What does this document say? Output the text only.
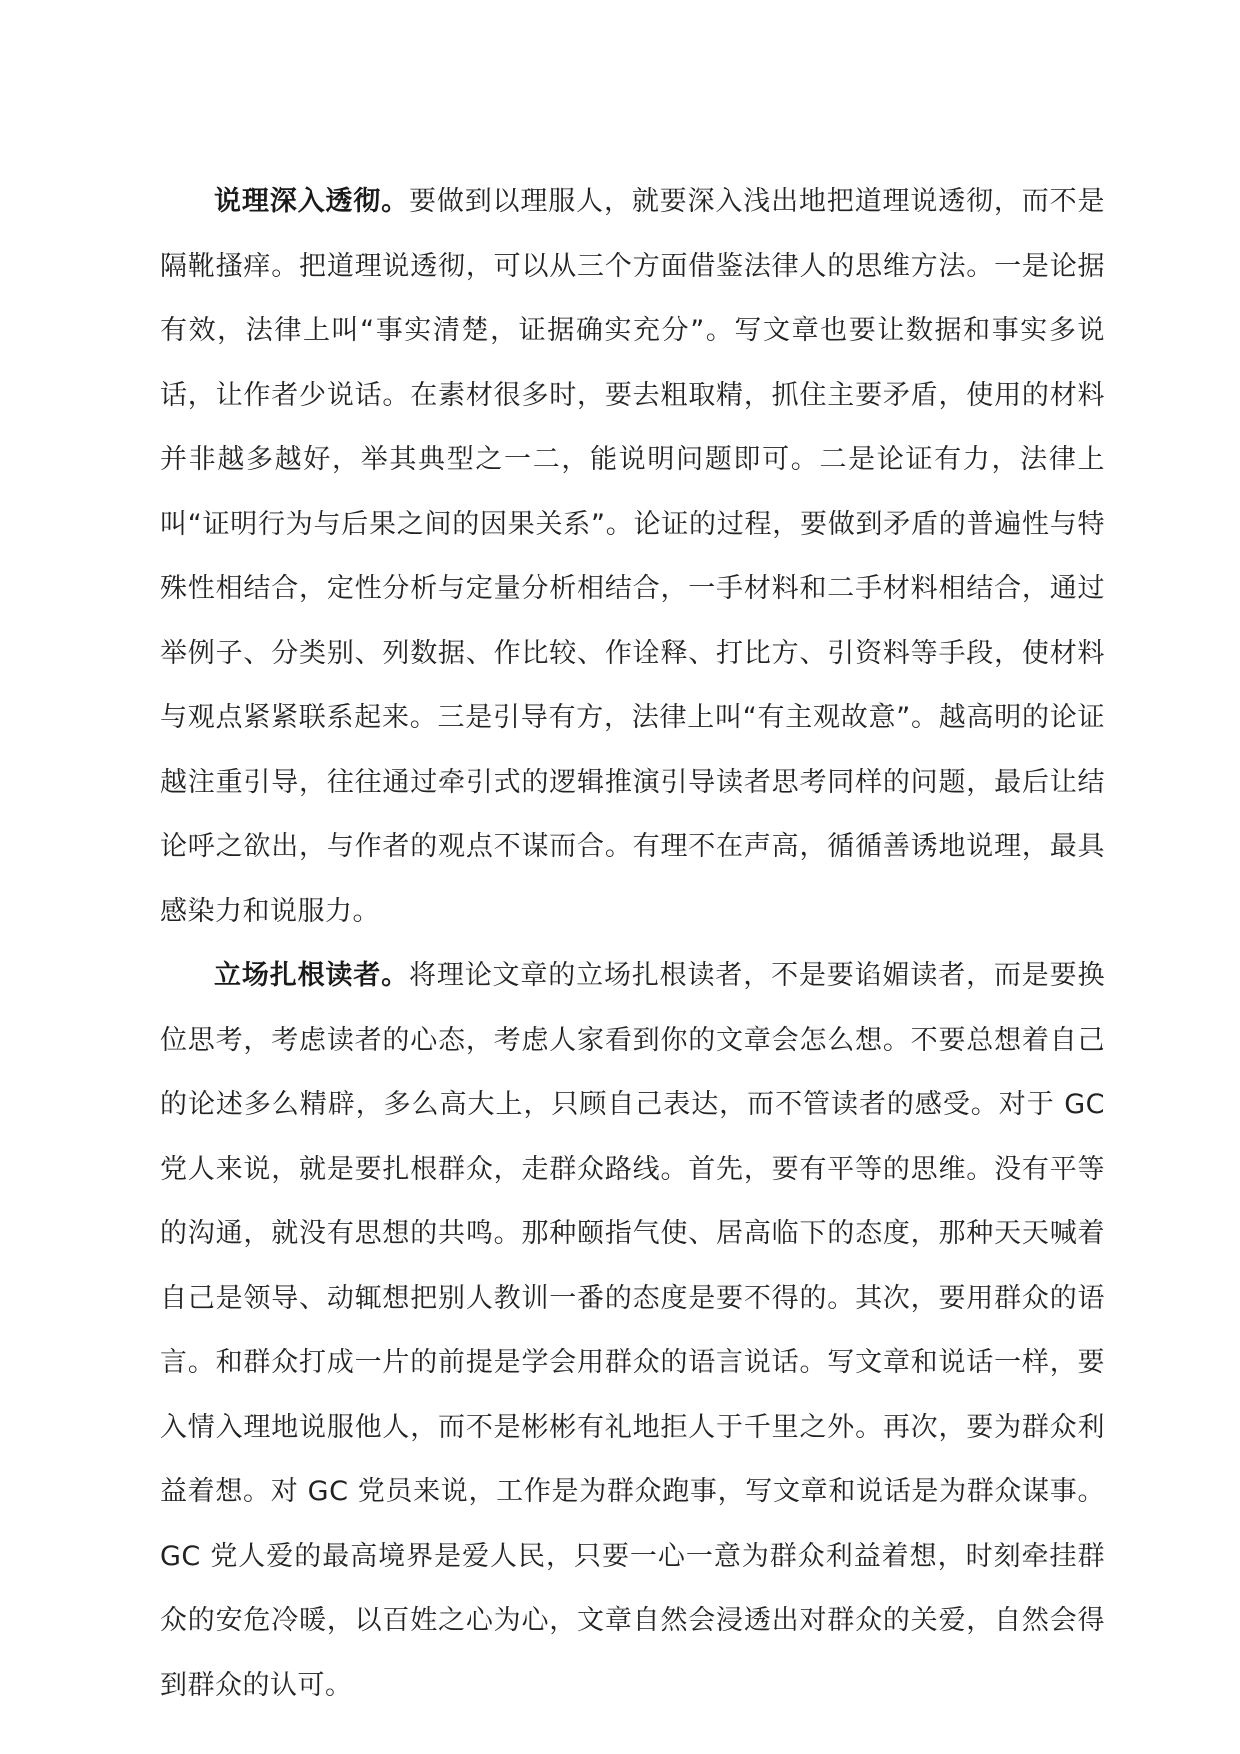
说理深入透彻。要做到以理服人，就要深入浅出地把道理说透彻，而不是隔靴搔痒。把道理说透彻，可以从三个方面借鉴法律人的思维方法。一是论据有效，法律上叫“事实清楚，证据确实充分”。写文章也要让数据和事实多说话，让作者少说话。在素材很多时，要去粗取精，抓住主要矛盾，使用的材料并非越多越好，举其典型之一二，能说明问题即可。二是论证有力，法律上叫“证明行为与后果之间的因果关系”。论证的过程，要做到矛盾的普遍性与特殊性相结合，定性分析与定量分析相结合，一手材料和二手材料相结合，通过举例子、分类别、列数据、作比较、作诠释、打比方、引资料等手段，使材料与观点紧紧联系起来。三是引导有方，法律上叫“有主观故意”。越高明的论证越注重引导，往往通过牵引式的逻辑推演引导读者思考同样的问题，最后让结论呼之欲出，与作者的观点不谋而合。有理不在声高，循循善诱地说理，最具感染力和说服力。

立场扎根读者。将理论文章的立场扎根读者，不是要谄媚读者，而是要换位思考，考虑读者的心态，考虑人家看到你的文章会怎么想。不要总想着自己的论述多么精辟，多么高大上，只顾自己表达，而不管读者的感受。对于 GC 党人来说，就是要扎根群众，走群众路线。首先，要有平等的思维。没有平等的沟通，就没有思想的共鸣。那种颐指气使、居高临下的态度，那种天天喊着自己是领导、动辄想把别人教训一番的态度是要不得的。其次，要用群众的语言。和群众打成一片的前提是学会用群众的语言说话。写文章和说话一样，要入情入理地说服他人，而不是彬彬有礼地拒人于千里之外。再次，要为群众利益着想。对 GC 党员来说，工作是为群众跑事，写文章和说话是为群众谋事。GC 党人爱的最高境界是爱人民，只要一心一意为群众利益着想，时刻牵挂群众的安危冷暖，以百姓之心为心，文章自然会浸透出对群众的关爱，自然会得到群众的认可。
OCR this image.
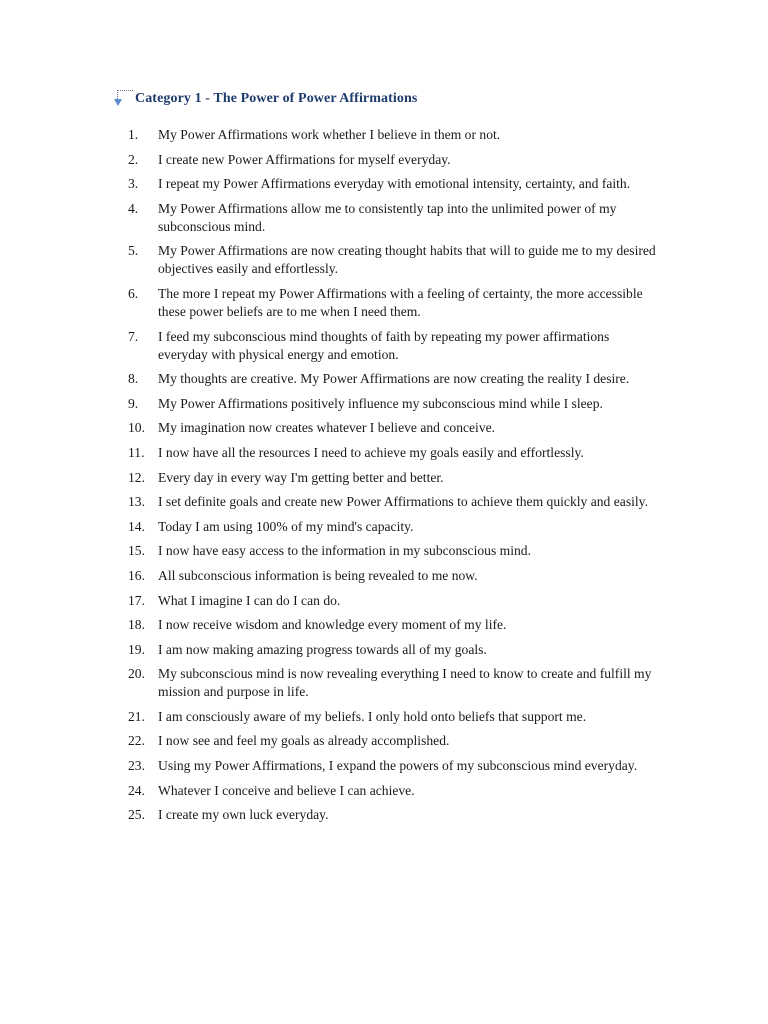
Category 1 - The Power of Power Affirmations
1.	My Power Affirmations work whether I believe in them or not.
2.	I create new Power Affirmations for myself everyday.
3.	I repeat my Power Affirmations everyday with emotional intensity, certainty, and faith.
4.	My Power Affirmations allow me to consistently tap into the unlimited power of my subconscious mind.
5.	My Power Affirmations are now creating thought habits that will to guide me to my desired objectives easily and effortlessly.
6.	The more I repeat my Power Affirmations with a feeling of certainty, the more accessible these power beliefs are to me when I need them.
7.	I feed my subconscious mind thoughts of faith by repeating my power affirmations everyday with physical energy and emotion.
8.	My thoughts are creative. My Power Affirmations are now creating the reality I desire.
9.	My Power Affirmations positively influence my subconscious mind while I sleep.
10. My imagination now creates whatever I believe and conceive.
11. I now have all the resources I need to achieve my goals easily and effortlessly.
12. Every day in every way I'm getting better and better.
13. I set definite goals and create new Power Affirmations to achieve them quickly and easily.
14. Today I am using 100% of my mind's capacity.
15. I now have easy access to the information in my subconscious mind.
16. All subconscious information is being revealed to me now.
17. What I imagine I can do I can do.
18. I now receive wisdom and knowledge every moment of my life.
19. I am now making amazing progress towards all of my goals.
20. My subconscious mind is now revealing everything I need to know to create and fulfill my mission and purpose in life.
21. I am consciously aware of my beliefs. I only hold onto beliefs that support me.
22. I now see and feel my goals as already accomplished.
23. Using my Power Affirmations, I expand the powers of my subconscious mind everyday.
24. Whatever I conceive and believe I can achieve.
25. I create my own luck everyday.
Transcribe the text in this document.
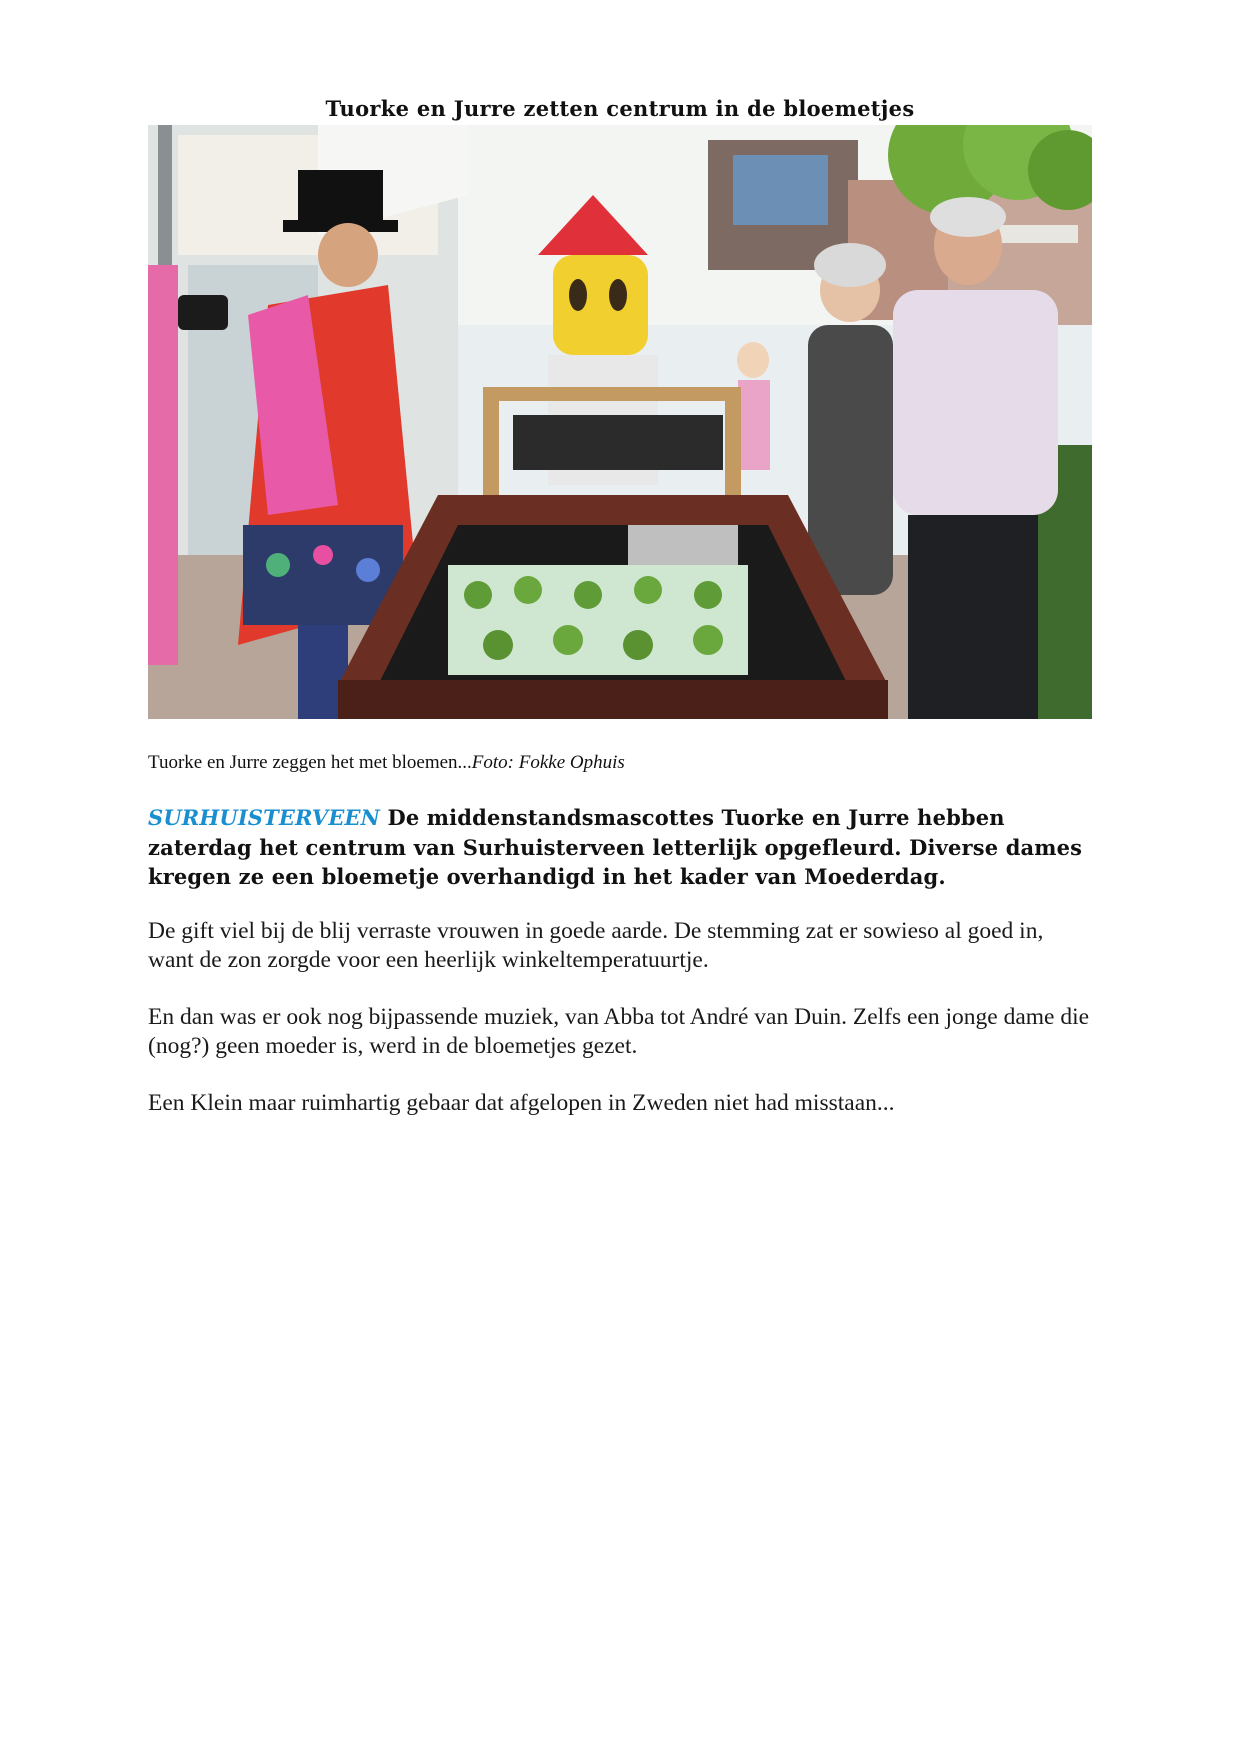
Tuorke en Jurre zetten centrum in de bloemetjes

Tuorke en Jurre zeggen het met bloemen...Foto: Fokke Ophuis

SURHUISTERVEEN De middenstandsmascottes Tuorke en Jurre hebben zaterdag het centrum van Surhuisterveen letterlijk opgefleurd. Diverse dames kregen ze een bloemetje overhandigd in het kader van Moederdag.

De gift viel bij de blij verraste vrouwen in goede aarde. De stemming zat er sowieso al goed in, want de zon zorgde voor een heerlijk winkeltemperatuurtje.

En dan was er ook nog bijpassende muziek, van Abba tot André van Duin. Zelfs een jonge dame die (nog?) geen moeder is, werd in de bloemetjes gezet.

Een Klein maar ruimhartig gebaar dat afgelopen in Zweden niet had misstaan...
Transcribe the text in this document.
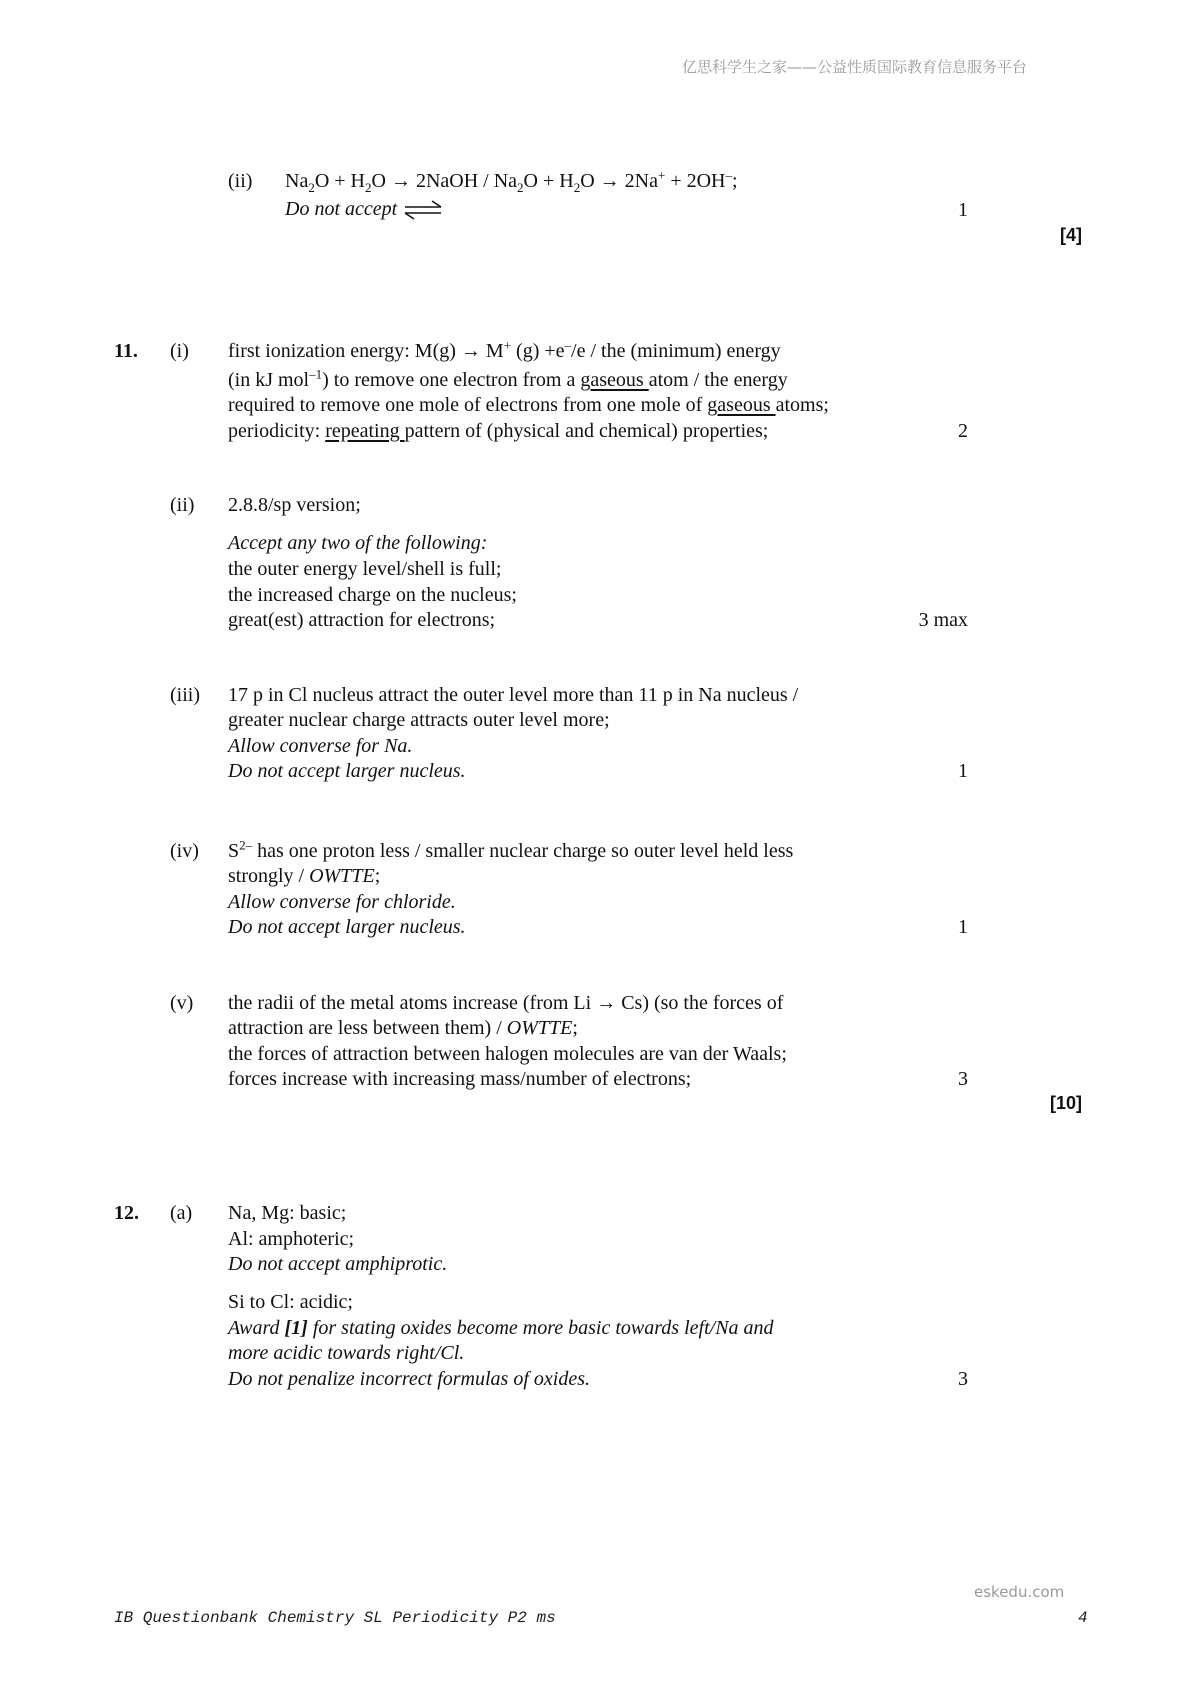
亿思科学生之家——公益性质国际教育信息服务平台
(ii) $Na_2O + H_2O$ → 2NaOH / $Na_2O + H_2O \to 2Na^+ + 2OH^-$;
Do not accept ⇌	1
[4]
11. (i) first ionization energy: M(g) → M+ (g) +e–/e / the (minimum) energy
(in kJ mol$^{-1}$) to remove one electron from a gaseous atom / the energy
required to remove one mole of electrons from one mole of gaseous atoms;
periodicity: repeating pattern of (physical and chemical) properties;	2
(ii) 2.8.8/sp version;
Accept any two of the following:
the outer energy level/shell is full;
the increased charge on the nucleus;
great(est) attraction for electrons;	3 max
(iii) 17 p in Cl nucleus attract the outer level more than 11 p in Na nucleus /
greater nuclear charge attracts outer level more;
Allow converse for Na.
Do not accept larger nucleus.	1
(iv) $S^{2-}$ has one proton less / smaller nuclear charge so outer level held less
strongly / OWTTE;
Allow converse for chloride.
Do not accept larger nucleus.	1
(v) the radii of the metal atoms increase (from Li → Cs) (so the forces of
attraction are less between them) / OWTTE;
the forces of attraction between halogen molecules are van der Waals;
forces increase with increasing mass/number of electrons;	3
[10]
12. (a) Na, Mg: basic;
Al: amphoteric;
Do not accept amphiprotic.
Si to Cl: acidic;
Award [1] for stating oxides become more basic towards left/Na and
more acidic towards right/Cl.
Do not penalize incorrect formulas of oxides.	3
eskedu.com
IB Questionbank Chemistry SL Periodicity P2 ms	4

====

■ **Work to complete**
Scan the material above for the string "information" and report each line where you find it.

■ **Exercise output**
15. I now have easy access to the information in my subconscious mind.
16. All subconscious information is being revealed to me now.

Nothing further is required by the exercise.